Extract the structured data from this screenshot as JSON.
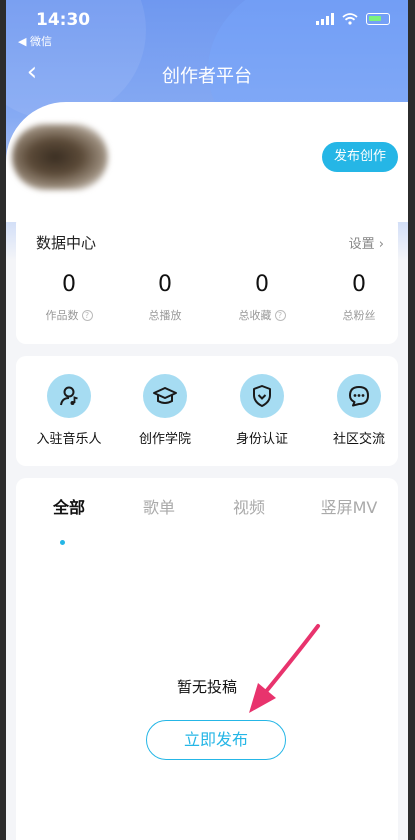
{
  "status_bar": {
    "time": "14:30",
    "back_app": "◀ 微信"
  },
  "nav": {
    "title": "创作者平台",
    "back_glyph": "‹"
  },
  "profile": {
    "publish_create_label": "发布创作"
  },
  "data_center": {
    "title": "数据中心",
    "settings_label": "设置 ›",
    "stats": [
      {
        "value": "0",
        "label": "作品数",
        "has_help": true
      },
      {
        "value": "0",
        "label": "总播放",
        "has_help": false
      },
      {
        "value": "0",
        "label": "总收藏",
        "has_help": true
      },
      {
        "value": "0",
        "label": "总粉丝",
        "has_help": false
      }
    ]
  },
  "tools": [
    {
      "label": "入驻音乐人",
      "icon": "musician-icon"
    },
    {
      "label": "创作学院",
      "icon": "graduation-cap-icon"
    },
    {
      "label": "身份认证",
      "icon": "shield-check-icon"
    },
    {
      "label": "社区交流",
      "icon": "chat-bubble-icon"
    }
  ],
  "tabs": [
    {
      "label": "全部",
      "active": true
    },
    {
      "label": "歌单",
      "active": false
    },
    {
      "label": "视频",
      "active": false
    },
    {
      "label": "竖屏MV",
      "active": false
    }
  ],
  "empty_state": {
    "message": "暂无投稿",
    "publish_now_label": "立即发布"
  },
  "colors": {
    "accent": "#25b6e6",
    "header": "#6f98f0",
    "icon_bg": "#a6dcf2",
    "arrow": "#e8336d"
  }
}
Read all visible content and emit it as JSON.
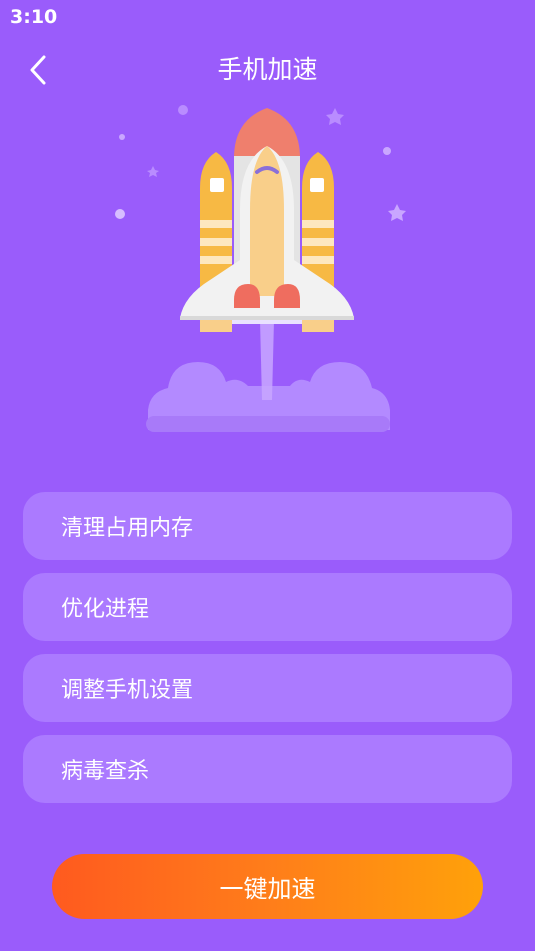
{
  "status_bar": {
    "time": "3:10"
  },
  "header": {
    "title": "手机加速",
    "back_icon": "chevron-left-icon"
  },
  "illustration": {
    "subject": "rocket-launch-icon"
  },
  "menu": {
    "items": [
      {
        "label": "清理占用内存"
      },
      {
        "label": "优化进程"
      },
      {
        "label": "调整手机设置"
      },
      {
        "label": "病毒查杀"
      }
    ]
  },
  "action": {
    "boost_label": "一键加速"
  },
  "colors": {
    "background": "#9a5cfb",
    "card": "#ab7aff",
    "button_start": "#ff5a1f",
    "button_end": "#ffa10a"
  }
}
===============
WHAT YOU NEED TO DO:
Copy the material above exactly and drop the pictures.

EXERCISE OUTPUT:
Extract the structured data from this screenshot as JSON.
{
  "status_bar": {
    "time": "14:30",
    "back_app": "◀ 微信"
  },
  "nav": {
    "title": "创作者平台",
    "back_glyph": "‹"
  },
  "profile": {
    "publish_create_label": "发布创作"
  },
  "data_center": {
    "title": "数据中心",
    "settings_label": "设置 ›",
    "stats": [
      {
        "value": "0",
        "label": "作品数",
        "has_help": true
      },
      {
        "value": "0",
        "label": "总播放",
        "has_help": false
      },
      {
        "value": "0",
        "label": "总收藏",
        "has_help": true
      },
      {
        "value": "0",
        "label": "总粉丝",
        "has_help": false
      }
    ]
  },
  "tools": [
    {
      "label": "入驻音乐人",
      "icon": "musician-icon"
    },
    {
      "label": "创作学院",
      "icon": "graduation-cap-icon"
    },
    {
      "label": "身份认证",
      "icon": "shield-check-icon"
    },
    {
      "label": "社区交流",
      "icon": "chat-bubble-icon"
    }
  ],
  "tabs": [
    {
      "label": "全部",
      "active": true
    },
    {
      "label": "歌单",
      "active": false
    },
    {
      "label": "视频",
      "active": false
    },
    {
      "label": "竖屏MV",
      "active": false
    }
  ],
  "empty_state": {
    "message": "暂无投稿",
    "publish_now_label": "立即发布"
  },
  "colors": {
    "accent": "#25b6e6",
    "header": "#6f98f0",
    "icon_bg": "#a6dcf2",
    "arrow": "#e8336d"
  }
}
Read all visible content and emit it as JSON.
{
  "status_bar": {
    "time": "3:10"
  },
  "header": {
    "title": "手机加速",
    "back_icon": "chevron-left-icon"
  },
  "illustration": {
    "subject": "rocket-launch-icon"
  },
  "menu": {
    "items": [
      {
        "label": "清理占用内存"
      },
      {
        "label": "优化进程"
      },
      {
        "label": "调整手机设置"
      },
      {
        "label": "病毒查杀"
      }
    ]
  },
  "action": {
    "boost_label": "一键加速"
  },
  "colors": {
    "background": "#9a5cfb",
    "card": "#ab7aff",
    "button_start": "#ff5a1f",
    "button_end": "#ffa10a"
  }
}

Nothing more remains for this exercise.